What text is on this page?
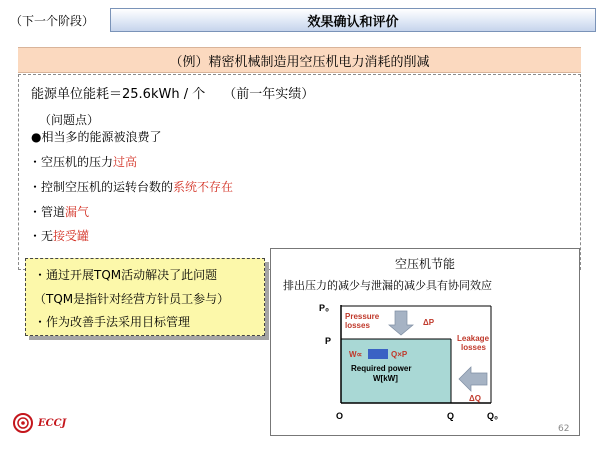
（下一个阶段）	效果确认和评价
（例）精密机械制造用空压机电力消耗的削减
能源单位能耗＝25.6kWh / 个 （前一年实绩）
（问题点）
●相当多的能源被浪费了
・空压机的压力过高
・控制空压机的运转台数的系统不存在
・管道漏气
・无接受罐
・通过开展TQM活动解决了此问题
（TQM是指针对经营方针员工参与）
・作为改善手法采用目标管理
空压机节能
排出压力的减少与泄漏的减少具有协同效应
P₀
P
O	Q	Q₀
Pressure
losses	ΔP
Leakage
losses
ΔQ
W∝	Q×P
Required power
W[kW]
ECCJ
62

-*-*-

## Work to complete
Quote the data above in full and without alteration; skip the pictures.

## Response for this exercise
What text is on this page?
（下一个阶段）	效果确认和评价
（例）精密机械制造用空压机电力消耗的削减
能源单位能耗＝25.6kWh / 个 （前一年实绩）
（问题点）
●相当多的能源被浪费了
・空压机的压力过高
・控制空压机的运转台数的系统不存在
・管道漏气
・无接受罐
・通过开展TQM活动解决了此问题
（TQM是指针对经营方针员工参与）
・作为改善手法采用目标管理
空压机节能
排出压力的减少与泄漏的减少具有协同效应
P₀
P
O	Q	Q₀
Pressure
losses	ΔP
Leakage
losses
ΔQ
W∝	Q×P
Required power
W[kW]
ECCJ
62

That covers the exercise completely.